Copy everything from the start of the records down through the line that contains "histogram-bar [141, 433, 155, 445]", keeping each line unchanged.
** BEGIN DATA EXTRACT **
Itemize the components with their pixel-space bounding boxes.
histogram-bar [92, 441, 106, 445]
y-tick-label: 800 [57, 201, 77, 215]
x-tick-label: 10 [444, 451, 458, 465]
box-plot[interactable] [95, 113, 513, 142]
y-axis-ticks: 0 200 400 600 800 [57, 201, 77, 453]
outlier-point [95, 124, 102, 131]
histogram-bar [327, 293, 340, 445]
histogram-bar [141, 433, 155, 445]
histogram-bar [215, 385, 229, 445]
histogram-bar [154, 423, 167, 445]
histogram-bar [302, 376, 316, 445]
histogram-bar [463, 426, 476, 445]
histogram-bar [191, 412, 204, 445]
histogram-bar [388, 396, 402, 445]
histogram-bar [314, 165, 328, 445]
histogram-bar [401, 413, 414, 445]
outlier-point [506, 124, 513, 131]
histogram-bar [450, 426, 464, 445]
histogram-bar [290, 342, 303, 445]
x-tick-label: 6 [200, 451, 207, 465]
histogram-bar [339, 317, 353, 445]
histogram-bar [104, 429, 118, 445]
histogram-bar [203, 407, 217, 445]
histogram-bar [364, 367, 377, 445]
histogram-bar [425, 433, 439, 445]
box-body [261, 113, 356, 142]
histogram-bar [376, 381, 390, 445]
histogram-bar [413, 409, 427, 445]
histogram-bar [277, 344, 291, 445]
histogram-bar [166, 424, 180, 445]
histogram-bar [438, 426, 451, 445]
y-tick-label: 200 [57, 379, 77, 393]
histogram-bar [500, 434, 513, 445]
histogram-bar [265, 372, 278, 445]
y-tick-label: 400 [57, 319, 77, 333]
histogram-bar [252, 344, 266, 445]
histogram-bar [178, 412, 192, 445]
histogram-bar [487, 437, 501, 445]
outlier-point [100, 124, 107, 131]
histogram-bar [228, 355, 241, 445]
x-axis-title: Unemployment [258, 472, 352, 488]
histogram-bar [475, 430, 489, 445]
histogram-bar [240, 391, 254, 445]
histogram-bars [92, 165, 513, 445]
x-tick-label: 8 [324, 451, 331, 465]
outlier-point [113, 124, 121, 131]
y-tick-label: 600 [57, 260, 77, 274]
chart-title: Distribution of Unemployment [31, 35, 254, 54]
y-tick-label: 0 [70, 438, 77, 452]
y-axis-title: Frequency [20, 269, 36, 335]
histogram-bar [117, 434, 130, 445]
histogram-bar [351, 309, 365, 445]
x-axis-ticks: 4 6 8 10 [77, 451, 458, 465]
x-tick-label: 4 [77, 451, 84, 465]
** END DATA EXTRACT **
_WRITTEN REPLY_:
Itemize the components with their pixel-space bounding boxes.
histogram-bar [92, 441, 106, 445]
y-tick-label: 800 [57, 201, 77, 215]
x-tick-label: 10 [444, 451, 458, 465]
box-plot[interactable] [95, 113, 513, 142]
y-axis-ticks: 0 200 400 600 800 [57, 201, 77, 453]
outlier-point [95, 124, 102, 131]
histogram-bar [327, 293, 340, 445]
histogram-bar [141, 433, 155, 445]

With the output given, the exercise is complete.